[start Record excerpts]

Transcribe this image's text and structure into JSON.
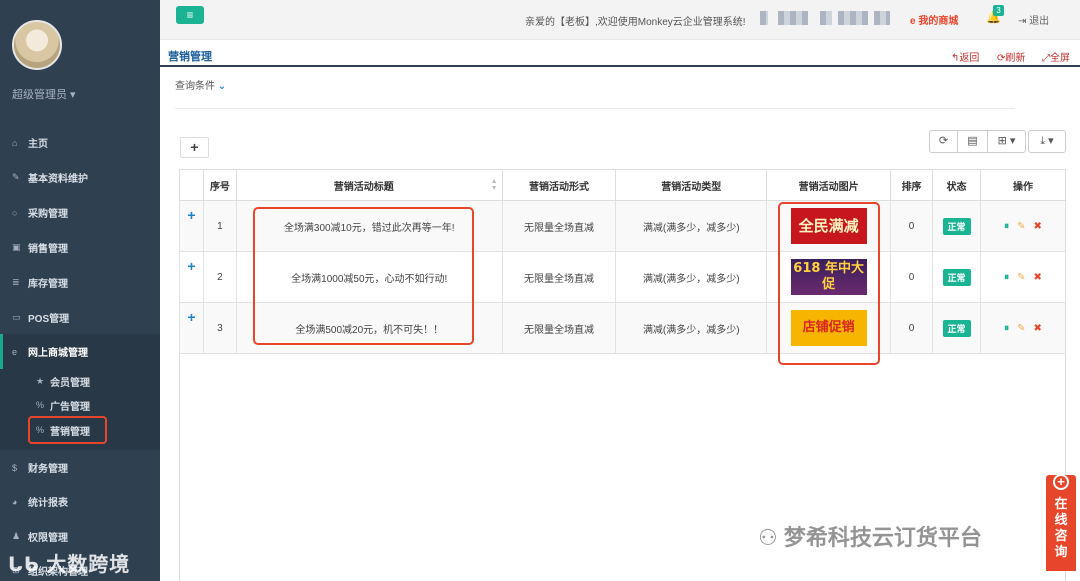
{
  "sidebar": {
    "role": "超级管理员",
    "items": [
      {
        "icon": "home-icon",
        "glyph": "⌂",
        "label": "主页"
      },
      {
        "icon": "pencil-icon",
        "glyph": "✎",
        "label": "基本资料维护"
      },
      {
        "icon": "circle-icon",
        "glyph": "○",
        "label": "采购管理"
      },
      {
        "icon": "money-icon",
        "glyph": "▣",
        "label": "销售管理"
      },
      {
        "icon": "database-icon",
        "glyph": "≣",
        "label": "库存管理"
      },
      {
        "icon": "desktop-icon",
        "glyph": "▭",
        "label": "POS管理"
      },
      {
        "icon": "ie-icon",
        "glyph": "e",
        "label": "网上商城管理"
      },
      {
        "icon": "dollar-icon",
        "glyph": "$",
        "label": "财务管理"
      },
      {
        "icon": "pie-chart-icon",
        "glyph": "◕",
        "label": "统计报表"
      },
      {
        "icon": "user-icon",
        "glyph": "♟",
        "label": "权限管理"
      },
      {
        "icon": "sitemap-icon",
        "glyph": "⊞",
        "label": "组织架构管理"
      }
    ],
    "subitems": [
      {
        "icon": "star-icon",
        "glyph": "★",
        "label": "会员管理"
      },
      {
        "icon": "link-icon",
        "glyph": "%",
        "label": "广告管理"
      },
      {
        "icon": "link-icon",
        "glyph": "%",
        "label": "营销管理"
      }
    ],
    "watermark": "大数跨境"
  },
  "topbar": {
    "menu_glyph": "≡",
    "welcome": "亲爱的【老板】,欢迎使用Monkey云企业管理系统!",
    "mall_link": "e 我的商城",
    "badge": "3",
    "logout": "⇥ 退出"
  },
  "breadcrumb": {
    "title": "营销管理",
    "back": "↰返回",
    "refresh": "⟳刷新",
    "fullscreen": "⤢全屏"
  },
  "query": {
    "label": "查询条件",
    "chevron": "⌄"
  },
  "toolbar": {
    "add": "+",
    "refresh": "⟳",
    "list": "▤",
    "columns": "⊞ ▾",
    "export": "⤓ ▾"
  },
  "table": {
    "headers": [
      "",
      "序号",
      "营销活动标题",
      "营销活动形式",
      "营销活动类型",
      "营销活动图片",
      "排序",
      "状态",
      "操作"
    ],
    "rows": [
      {
        "no": "1",
        "title": "全场满300减10元，错过此次再等一年!",
        "form": "无限量全场直减",
        "type": "满减(满多少，减多少)",
        "banner": "全民满减",
        "sort": "0",
        "status": "正常"
      },
      {
        "no": "2",
        "title": "全场满1000减50元，心动不如行动!",
        "form": "无限量全场直减",
        "type": "满减(满多少，减多少)",
        "banner": "618 年中大促",
        "sort": "0",
        "status": "正常"
      },
      {
        "no": "3",
        "title": "全场满500减20元，机不可失！！",
        "form": "无限量全场直减",
        "type": "满减(满多少，减多少)",
        "banner": "店铺促销",
        "sort": "0",
        "status": "正常"
      }
    ],
    "ops": {
      "pause": "⏸",
      "edit": "✎",
      "delete": "✖"
    },
    "expand": "+"
  },
  "watermark_right": "梦希科技云订货平台",
  "chat": {
    "plus": "+",
    "label": "在线咨询"
  },
  "colors": {
    "sidebar": "#2f4050",
    "accent": "#1ab394",
    "highlight": "#e8462a",
    "link": "#1c84c6"
  }
}
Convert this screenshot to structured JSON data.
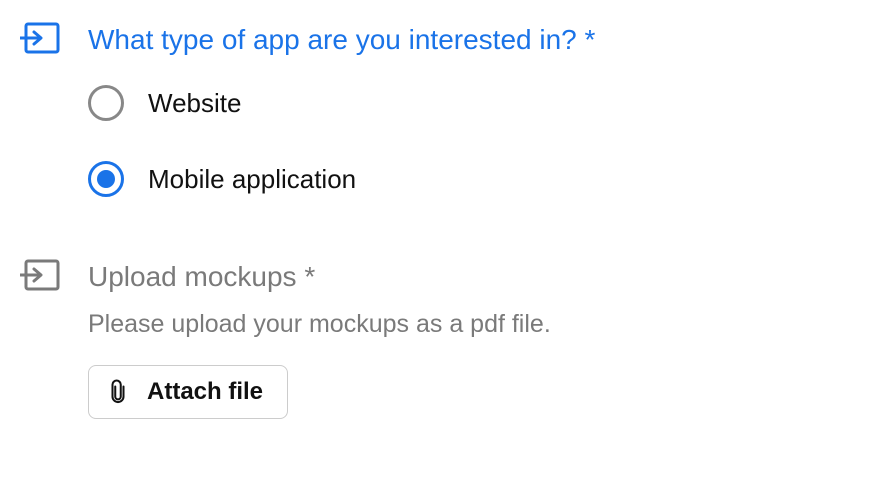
{
  "q1": {
    "title": "What type of app are you interested in? *",
    "options": [
      {
        "label": "Website",
        "selected": false
      },
      {
        "label": "Mobile application",
        "selected": true
      }
    ]
  },
  "q2": {
    "title": "Upload mockups *",
    "helper": "Please upload your mockups as a pdf file.",
    "attach_label": "Attach file"
  }
}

[end Record excerpts]

What is asked: Quote the records in their entirety, keeping the wording exact and excluding pictures.

Task solution:
Transcribe this image's text and structure into JSON.
{
  "sidebar": {
    "role": "超级管理员",
    "items": [
      {
        "icon": "home-icon",
        "glyph": "⌂",
        "label": "主页"
      },
      {
        "icon": "pencil-icon",
        "glyph": "✎",
        "label": "基本资料维护"
      },
      {
        "icon": "circle-icon",
        "glyph": "○",
        "label": "采购管理"
      },
      {
        "icon": "money-icon",
        "glyph": "▣",
        "label": "销售管理"
      },
      {
        "icon": "database-icon",
        "glyph": "≣",
        "label": "库存管理"
      },
      {
        "icon": "desktop-icon",
        "glyph": "▭",
        "label": "POS管理"
      },
      {
        "icon": "ie-icon",
        "glyph": "e",
        "label": "网上商城管理"
      },
      {
        "icon": "dollar-icon",
        "glyph": "$",
        "label": "财务管理"
      },
      {
        "icon": "pie-chart-icon",
        "glyph": "◕",
        "label": "统计报表"
      },
      {
        "icon": "user-icon",
        "glyph": "♟",
        "label": "权限管理"
      },
      {
        "icon": "sitemap-icon",
        "glyph": "⊞",
        "label": "组织架构管理"
      }
    ],
    "subitems": [
      {
        "icon": "star-icon",
        "glyph": "★",
        "label": "会员管理"
      },
      {
        "icon": "link-icon",
        "glyph": "%",
        "label": "广告管理"
      },
      {
        "icon": "link-icon",
        "glyph": "%",
        "label": "营销管理"
      }
    ],
    "watermark": "大数跨境"
  },
  "topbar": {
    "menu_glyph": "≡",
    "welcome": "亲爱的【老板】,欢迎使用Monkey云企业管理系统!",
    "mall_link": "e 我的商城",
    "badge": "3",
    "logout": "⇥ 退出"
  },
  "breadcrumb": {
    "title": "营销管理",
    "back": "↰返回",
    "refresh": "⟳刷新",
    "fullscreen": "⤢全屏"
  },
  "query": {
    "label": "查询条件",
    "chevron": "⌄"
  },
  "toolbar": {
    "add": "+",
    "refresh": "⟳",
    "list": "▤",
    "columns": "⊞ ▾",
    "export": "⤓ ▾"
  },
  "table": {
    "headers": [
      "",
      "序号",
      "营销活动标题",
      "营销活动形式",
      "营销活动类型",
      "营销活动图片",
      "排序",
      "状态",
      "操作"
    ],
    "rows": [
      {
        "no": "1",
        "title": "全场满300减10元，错过此次再等一年!",
        "form": "无限量全场直减",
        "type": "满减(满多少，减多少)",
        "banner": "全民满减",
        "sort": "0",
        "status": "正常"
      },
      {
        "no": "2",
        "title": "全场满1000减50元，心动不如行动!",
        "form": "无限量全场直减",
        "type": "满减(满多少，减多少)",
        "banner": "618 年中大促",
        "sort": "0",
        "status": "正常"
      },
      {
        "no": "3",
        "title": "全场满500减20元，机不可失！！",
        "form": "无限量全场直减",
        "type": "满减(满多少，减多少)",
        "banner": "店铺促销",
        "sort": "0",
        "status": "正常"
      }
    ],
    "ops": {
      "pause": "⏸",
      "edit": "✎",
      "delete": "✖"
    },
    "expand": "+"
  },
  "watermark_right": "梦希科技云订货平台",
  "chat": {
    "plus": "+",
    "label": "在线咨询"
  },
  "colors": {
    "sidebar": "#2f4050",
    "accent": "#1ab394",
    "highlight": "#e8462a",
    "link": "#1c84c6"
  }
}
Convert this screenshot to structured JSON data.
{
  "q1": {
    "title": "What type of app are you interested in? *",
    "options": [
      {
        "label": "Website",
        "selected": false
      },
      {
        "label": "Mobile application",
        "selected": true
      }
    ]
  },
  "q2": {
    "title": "Upload mockups *",
    "helper": "Please upload your mockups as a pdf file.",
    "attach_label": "Attach file"
  }
}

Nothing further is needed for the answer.